- **Problem description**
Give every entry again, word for word.

(Dataset items)
────────────────────
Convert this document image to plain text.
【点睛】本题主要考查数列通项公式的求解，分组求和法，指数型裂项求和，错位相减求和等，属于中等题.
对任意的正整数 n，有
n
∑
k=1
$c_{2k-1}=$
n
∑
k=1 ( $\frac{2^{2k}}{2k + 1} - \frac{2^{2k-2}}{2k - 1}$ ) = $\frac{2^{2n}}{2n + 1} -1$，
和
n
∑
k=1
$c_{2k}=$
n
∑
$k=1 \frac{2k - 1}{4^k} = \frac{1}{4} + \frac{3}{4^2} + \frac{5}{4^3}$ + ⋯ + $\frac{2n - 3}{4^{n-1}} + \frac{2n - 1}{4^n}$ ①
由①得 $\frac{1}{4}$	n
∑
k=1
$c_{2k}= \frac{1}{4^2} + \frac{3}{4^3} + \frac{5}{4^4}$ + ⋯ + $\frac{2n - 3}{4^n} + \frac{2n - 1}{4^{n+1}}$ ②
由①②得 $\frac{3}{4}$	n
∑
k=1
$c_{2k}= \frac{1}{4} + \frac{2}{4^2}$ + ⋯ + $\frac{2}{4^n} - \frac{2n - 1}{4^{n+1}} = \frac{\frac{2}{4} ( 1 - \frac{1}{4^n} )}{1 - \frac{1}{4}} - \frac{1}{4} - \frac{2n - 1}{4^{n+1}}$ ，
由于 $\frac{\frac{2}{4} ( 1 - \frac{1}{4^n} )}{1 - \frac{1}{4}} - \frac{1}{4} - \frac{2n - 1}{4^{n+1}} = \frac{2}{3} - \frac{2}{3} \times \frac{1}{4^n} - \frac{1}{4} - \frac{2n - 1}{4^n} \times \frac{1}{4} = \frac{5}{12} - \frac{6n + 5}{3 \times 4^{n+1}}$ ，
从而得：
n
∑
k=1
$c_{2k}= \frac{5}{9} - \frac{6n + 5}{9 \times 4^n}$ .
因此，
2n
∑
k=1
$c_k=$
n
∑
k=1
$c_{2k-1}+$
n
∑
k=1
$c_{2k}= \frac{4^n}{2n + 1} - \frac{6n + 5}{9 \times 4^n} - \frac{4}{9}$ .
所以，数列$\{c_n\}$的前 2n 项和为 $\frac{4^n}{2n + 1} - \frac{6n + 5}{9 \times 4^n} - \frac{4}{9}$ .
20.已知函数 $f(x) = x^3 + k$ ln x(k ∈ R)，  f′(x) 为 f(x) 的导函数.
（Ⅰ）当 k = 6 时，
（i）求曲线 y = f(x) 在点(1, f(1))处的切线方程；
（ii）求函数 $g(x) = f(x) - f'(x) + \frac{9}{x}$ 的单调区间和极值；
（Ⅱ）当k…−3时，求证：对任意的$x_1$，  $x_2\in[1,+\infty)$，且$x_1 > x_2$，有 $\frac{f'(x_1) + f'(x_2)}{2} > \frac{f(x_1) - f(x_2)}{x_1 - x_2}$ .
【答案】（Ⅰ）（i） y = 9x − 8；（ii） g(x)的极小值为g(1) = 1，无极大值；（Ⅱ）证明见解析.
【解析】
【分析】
────────────────────
- **The completed task**
Convert this document image to plain text.
【点睛】本题主要考查数列通项公式的求解，分组求和法，指数型裂项求和，错位相减求和等，属于中等题.
对任意的正整数 n，有
n
∑
k=1
$c_{2k-1}=$
n
∑
k=1 ( $\frac{2^{2k}}{2k + 1} - \frac{2^{2k-2}}{2k - 1}$ ) = $\frac{2^{2n}}{2n + 1} -1$，
和
n
∑
k=1
$c_{2k}=$
n
∑
$k=1 \frac{2k - 1}{4^k} = \frac{1}{4} + \frac{3}{4^2} + \frac{5}{4^3}$ + ⋯ + $\frac{2n - 3}{4^{n-1}} + \frac{2n - 1}{4^n}$ ①
由①得 $\frac{1}{4}$	n
∑
k=1
$c_{2k}= \frac{1}{4^2} + \frac{3}{4^3} + \frac{5}{4^4}$ + ⋯ + $\frac{2n - 3}{4^n} + \frac{2n - 1}{4^{n+1}}$ ②
由①②得 $\frac{3}{4}$	n
∑
k=1
$c_{2k}= \frac{1}{4} + \frac{2}{4^2}$ + ⋯ + $\frac{2}{4^n} - \frac{2n - 1}{4^{n+1}} = \frac{\frac{2}{4} ( 1 - \frac{1}{4^n} )}{1 - \frac{1}{4}} - \frac{1}{4} - \frac{2n - 1}{4^{n+1}}$ ，
由于 $\frac{\frac{2}{4} ( 1 - \frac{1}{4^n} )}{1 - \frac{1}{4}} - \frac{1}{4} - \frac{2n - 1}{4^{n+1}} = \frac{2}{3} - \frac{2}{3} \times \frac{1}{4^n} - \frac{1}{4} - \frac{2n - 1}{4^n} \times \frac{1}{4} = \frac{5}{12} - \frac{6n + 5}{3 \times 4^{n+1}}$ ，
从而得：
n
∑
k=1
$c_{2k}= \frac{5}{9} - \frac{6n + 5}{9 \times 4^n}$ .
因此，
2n
∑
k=1
$c_k=$
n
∑
k=1
$c_{2k-1}+$
n
∑
k=1
$c_{2k}= \frac{4^n}{2n + 1} - \frac{6n + 5}{9 \times 4^n} - \frac{4}{9}$ .
所以，数列$\{c_n\}$的前 2n 项和为 $\frac{4^n}{2n + 1} - \frac{6n + 5}{9 \times 4^n} - \frac{4}{9}$ .
20.已知函数 $f(x) = x^3 + k$ ln x(k ∈ R)，  f′(x) 为 f(x) 的导函数.
（Ⅰ）当 k = 6 时，
（i）求曲线 y = f(x) 在点(1, f(1))处的切线方程；
（ii）求函数 $g(x) = f(x) - f'(x) + \frac{9}{x}$ 的单调区间和极值；
（Ⅱ）当k…−3时，求证：对任意的$x_1$，  $x_2\in[1,+\infty)$，且$x_1 > x_2$，有 $\frac{f'(x_1) + f'(x_2)}{2} > \frac{f(x_1) - f(x_2)}{x_1 - x_2}$ .
【答案】（Ⅰ）（i） y = 9x − 8；（ii） g(x)的极小值为g(1) = 1，无极大值；（Ⅱ）证明见解析.
【解析】
【分析】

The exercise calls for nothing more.